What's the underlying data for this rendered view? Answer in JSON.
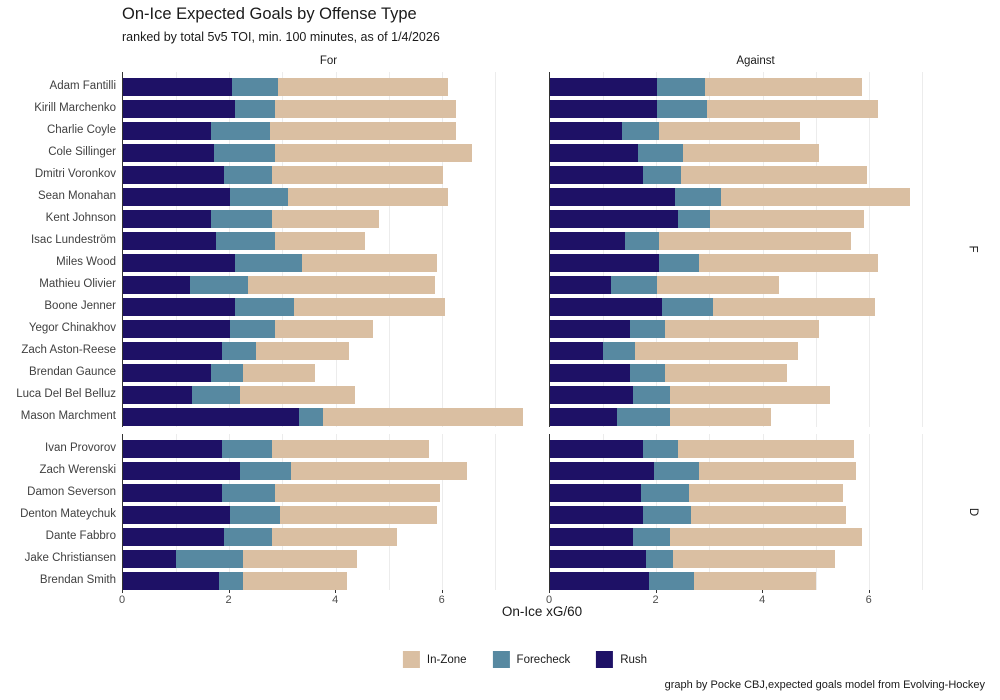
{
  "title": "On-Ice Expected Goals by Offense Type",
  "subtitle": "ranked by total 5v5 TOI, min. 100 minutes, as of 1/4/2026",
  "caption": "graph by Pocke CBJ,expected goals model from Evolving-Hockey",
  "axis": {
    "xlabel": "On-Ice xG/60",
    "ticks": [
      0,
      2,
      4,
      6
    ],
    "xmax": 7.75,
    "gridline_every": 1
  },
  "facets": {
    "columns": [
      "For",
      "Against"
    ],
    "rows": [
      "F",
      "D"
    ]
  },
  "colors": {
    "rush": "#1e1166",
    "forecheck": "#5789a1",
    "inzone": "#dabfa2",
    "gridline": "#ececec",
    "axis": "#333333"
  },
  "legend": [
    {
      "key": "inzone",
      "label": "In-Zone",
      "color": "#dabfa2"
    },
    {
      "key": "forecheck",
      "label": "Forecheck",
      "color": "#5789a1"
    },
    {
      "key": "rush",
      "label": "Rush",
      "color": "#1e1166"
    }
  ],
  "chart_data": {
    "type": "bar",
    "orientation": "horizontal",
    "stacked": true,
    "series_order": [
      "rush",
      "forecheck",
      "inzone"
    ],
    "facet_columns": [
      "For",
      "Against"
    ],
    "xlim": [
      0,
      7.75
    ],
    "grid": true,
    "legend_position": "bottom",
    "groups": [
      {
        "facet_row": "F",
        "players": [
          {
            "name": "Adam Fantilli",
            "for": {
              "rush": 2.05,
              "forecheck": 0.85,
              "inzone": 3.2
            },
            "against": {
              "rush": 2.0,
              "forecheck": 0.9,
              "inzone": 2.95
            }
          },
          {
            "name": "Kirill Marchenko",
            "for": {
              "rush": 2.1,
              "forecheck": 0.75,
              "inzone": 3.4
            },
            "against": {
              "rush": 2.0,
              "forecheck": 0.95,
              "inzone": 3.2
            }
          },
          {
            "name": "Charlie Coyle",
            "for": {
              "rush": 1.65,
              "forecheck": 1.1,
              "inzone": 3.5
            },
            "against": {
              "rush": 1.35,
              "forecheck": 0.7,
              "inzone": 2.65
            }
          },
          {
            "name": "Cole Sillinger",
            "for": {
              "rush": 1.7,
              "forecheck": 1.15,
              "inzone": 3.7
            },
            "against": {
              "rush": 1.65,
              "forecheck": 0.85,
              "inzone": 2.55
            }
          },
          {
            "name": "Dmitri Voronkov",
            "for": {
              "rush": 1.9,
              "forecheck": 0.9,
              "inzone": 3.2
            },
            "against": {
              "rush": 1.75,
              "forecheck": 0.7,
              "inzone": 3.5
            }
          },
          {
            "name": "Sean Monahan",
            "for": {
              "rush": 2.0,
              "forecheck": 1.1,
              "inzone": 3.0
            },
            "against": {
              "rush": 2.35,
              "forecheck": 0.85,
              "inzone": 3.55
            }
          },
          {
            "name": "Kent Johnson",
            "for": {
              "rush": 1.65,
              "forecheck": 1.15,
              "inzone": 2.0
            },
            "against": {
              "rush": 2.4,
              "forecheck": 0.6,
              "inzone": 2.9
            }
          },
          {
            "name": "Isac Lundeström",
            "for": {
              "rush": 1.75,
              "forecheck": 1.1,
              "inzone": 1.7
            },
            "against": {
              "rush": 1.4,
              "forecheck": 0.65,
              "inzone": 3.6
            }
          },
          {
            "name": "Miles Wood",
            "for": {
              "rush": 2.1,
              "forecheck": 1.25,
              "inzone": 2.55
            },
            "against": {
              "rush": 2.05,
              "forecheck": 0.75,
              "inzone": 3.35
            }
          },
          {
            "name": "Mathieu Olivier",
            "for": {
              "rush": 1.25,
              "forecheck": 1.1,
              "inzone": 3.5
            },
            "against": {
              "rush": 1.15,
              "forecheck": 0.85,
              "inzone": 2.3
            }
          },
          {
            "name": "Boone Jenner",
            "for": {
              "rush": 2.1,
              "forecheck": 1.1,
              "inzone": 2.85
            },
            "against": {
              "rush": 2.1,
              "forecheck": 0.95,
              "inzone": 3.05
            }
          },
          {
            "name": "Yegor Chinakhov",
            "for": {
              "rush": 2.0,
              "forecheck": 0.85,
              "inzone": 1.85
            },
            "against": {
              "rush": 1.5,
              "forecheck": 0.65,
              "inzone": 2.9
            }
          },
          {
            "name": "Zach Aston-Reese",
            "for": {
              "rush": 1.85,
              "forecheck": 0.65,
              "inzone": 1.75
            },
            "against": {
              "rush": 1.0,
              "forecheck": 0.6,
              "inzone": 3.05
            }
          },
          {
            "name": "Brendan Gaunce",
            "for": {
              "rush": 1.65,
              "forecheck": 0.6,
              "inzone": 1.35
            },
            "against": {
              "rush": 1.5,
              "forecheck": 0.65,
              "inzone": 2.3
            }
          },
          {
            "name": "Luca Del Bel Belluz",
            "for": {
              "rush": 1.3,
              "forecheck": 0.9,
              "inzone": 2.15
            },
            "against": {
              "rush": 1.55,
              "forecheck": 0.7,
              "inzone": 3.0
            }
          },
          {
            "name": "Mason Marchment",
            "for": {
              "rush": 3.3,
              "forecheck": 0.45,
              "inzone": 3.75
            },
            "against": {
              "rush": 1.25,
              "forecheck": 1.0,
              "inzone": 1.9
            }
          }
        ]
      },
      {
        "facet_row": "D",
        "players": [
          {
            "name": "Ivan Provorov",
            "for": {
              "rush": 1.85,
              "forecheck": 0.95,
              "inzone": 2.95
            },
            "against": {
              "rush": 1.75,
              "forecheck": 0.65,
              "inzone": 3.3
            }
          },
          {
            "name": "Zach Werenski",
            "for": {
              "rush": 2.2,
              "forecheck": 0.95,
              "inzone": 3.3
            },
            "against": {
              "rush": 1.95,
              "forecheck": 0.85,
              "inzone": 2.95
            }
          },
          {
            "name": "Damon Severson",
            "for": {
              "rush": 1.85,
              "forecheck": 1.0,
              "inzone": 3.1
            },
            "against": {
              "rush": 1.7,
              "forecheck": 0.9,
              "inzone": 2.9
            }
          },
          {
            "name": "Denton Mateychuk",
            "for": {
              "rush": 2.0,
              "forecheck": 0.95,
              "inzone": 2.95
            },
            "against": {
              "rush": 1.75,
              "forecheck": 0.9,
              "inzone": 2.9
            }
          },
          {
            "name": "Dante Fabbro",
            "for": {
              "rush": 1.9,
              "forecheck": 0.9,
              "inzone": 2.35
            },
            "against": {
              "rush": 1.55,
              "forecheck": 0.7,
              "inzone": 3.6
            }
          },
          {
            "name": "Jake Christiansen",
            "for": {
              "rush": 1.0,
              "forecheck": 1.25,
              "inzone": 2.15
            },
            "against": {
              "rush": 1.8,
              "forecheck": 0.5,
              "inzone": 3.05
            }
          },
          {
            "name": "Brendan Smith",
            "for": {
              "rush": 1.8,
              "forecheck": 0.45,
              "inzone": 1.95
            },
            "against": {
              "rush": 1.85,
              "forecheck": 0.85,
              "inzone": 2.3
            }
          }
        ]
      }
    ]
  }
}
===
[Work required] Nothing in the entries should change as you copy them, except that the pictures are left out.

[Written solution]
What's the underlying data for this rendered view? Answer in JSON.
{
  "title": "On-Ice Expected Goals by Offense Type",
  "subtitle": "ranked by total 5v5 TOI, min. 100 minutes, as of 1/4/2026",
  "caption": "graph by Pocke CBJ,expected goals model from Evolving-Hockey",
  "axis": {
    "xlabel": "On-Ice xG/60",
    "ticks": [
      0,
      2,
      4,
      6
    ],
    "xmax": 7.75,
    "gridline_every": 1
  },
  "facets": {
    "columns": [
      "For",
      "Against"
    ],
    "rows": [
      "F",
      "D"
    ]
  },
  "colors": {
    "rush": "#1e1166",
    "forecheck": "#5789a1",
    "inzone": "#dabfa2",
    "gridline": "#ececec",
    "axis": "#333333"
  },
  "legend": [
    {
      "key": "inzone",
      "label": "In-Zone",
      "color": "#dabfa2"
    },
    {
      "key": "forecheck",
      "label": "Forecheck",
      "color": "#5789a1"
    },
    {
      "key": "rush",
      "label": "Rush",
      "color": "#1e1166"
    }
  ],
  "chart_data": {
    "type": "bar",
    "orientation": "horizontal",
    "stacked": true,
    "series_order": [
      "rush",
      "forecheck",
      "inzone"
    ],
    "facet_columns": [
      "For",
      "Against"
    ],
    "xlim": [
      0,
      7.75
    ],
    "grid": true,
    "legend_position": "bottom",
    "groups": [
      {
        "facet_row": "F",
        "players": [
          {
            "name": "Adam Fantilli",
            "for": {
              "rush": 2.05,
              "forecheck": 0.85,
              "inzone": 3.2
            },
            "against": {
              "rush": 2.0,
              "forecheck": 0.9,
              "inzone": 2.95
            }
          },
          {
            "name": "Kirill Marchenko",
            "for": {
              "rush": 2.1,
              "forecheck": 0.75,
              "inzone": 3.4
            },
            "against": {
              "rush": 2.0,
              "forecheck": 0.95,
              "inzone": 3.2
            }
          },
          {
            "name": "Charlie Coyle",
            "for": {
              "rush": 1.65,
              "forecheck": 1.1,
              "inzone": 3.5
            },
            "against": {
              "rush": 1.35,
              "forecheck": 0.7,
              "inzone": 2.65
            }
          },
          {
            "name": "Cole Sillinger",
            "for": {
              "rush": 1.7,
              "forecheck": 1.15,
              "inzone": 3.7
            },
            "against": {
              "rush": 1.65,
              "forecheck": 0.85,
              "inzone": 2.55
            }
          },
          {
            "name": "Dmitri Voronkov",
            "for": {
              "rush": 1.9,
              "forecheck": 0.9,
              "inzone": 3.2
            },
            "against": {
              "rush": 1.75,
              "forecheck": 0.7,
              "inzone": 3.5
            }
          },
          {
            "name": "Sean Monahan",
            "for": {
              "rush": 2.0,
              "forecheck": 1.1,
              "inzone": 3.0
            },
            "against": {
              "rush": 2.35,
              "forecheck": 0.85,
              "inzone": 3.55
            }
          },
          {
            "name": "Kent Johnson",
            "for": {
              "rush": 1.65,
              "forecheck": 1.15,
              "inzone": 2.0
            },
            "against": {
              "rush": 2.4,
              "forecheck": 0.6,
              "inzone": 2.9
            }
          },
          {
            "name": "Isac Lundeström",
            "for": {
              "rush": 1.75,
              "forecheck": 1.1,
              "inzone": 1.7
            },
            "against": {
              "rush": 1.4,
              "forecheck": 0.65,
              "inzone": 3.6
            }
          },
          {
            "name": "Miles Wood",
            "for": {
              "rush": 2.1,
              "forecheck": 1.25,
              "inzone": 2.55
            },
            "against": {
              "rush": 2.05,
              "forecheck": 0.75,
              "inzone": 3.35
            }
          },
          {
            "name": "Mathieu Olivier",
            "for": {
              "rush": 1.25,
              "forecheck": 1.1,
              "inzone": 3.5
            },
            "against": {
              "rush": 1.15,
              "forecheck": 0.85,
              "inzone": 2.3
            }
          },
          {
            "name": "Boone Jenner",
            "for": {
              "rush": 2.1,
              "forecheck": 1.1,
              "inzone": 2.85
            },
            "against": {
              "rush": 2.1,
              "forecheck": 0.95,
              "inzone": 3.05
            }
          },
          {
            "name": "Yegor Chinakhov",
            "for": {
              "rush": 2.0,
              "forecheck": 0.85,
              "inzone": 1.85
            },
            "against": {
              "rush": 1.5,
              "forecheck": 0.65,
              "inzone": 2.9
            }
          },
          {
            "name": "Zach Aston-Reese",
            "for": {
              "rush": 1.85,
              "forecheck": 0.65,
              "inzone": 1.75
            },
            "against": {
              "rush": 1.0,
              "forecheck": 0.6,
              "inzone": 3.05
            }
          },
          {
            "name": "Brendan Gaunce",
            "for": {
              "rush": 1.65,
              "forecheck": 0.6,
              "inzone": 1.35
            },
            "against": {
              "rush": 1.5,
              "forecheck": 0.65,
              "inzone": 2.3
            }
          },
          {
            "name": "Luca Del Bel Belluz",
            "for": {
              "rush": 1.3,
              "forecheck": 0.9,
              "inzone": 2.15
            },
            "against": {
              "rush": 1.55,
              "forecheck": 0.7,
              "inzone": 3.0
            }
          },
          {
            "name": "Mason Marchment",
            "for": {
              "rush": 3.3,
              "forecheck": 0.45,
              "inzone": 3.75
            },
            "against": {
              "rush": 1.25,
              "forecheck": 1.0,
              "inzone": 1.9
            }
          }
        ]
      },
      {
        "facet_row": "D",
        "players": [
          {
            "name": "Ivan Provorov",
            "for": {
              "rush": 1.85,
              "forecheck": 0.95,
              "inzone": 2.95
            },
            "against": {
              "rush": 1.75,
              "forecheck": 0.65,
              "inzone": 3.3
            }
          },
          {
            "name": "Zach Werenski",
            "for": {
              "rush": 2.2,
              "forecheck": 0.95,
              "inzone": 3.3
            },
            "against": {
              "rush": 1.95,
              "forecheck": 0.85,
              "inzone": 2.95
            }
          },
          {
            "name": "Damon Severson",
            "for": {
              "rush": 1.85,
              "forecheck": 1.0,
              "inzone": 3.1
            },
            "against": {
              "rush": 1.7,
              "forecheck": 0.9,
              "inzone": 2.9
            }
          },
          {
            "name": "Denton Mateychuk",
            "for": {
              "rush": 2.0,
              "forecheck": 0.95,
              "inzone": 2.95
            },
            "against": {
              "rush": 1.75,
              "forecheck": 0.9,
              "inzone": 2.9
            }
          },
          {
            "name": "Dante Fabbro",
            "for": {
              "rush": 1.9,
              "forecheck": 0.9,
              "inzone": 2.35
            },
            "against": {
              "rush": 1.55,
              "forecheck": 0.7,
              "inzone": 3.6
            }
          },
          {
            "name": "Jake Christiansen",
            "for": {
              "rush": 1.0,
              "forecheck": 1.25,
              "inzone": 2.15
            },
            "against": {
              "rush": 1.8,
              "forecheck": 0.5,
              "inzone": 3.05
            }
          },
          {
            "name": "Brendan Smith",
            "for": {
              "rush": 1.8,
              "forecheck": 0.45,
              "inzone": 1.95
            },
            "against": {
              "rush": 1.85,
              "forecheck": 0.85,
              "inzone": 2.3
            }
          }
        ]
      }
    ]
  }
}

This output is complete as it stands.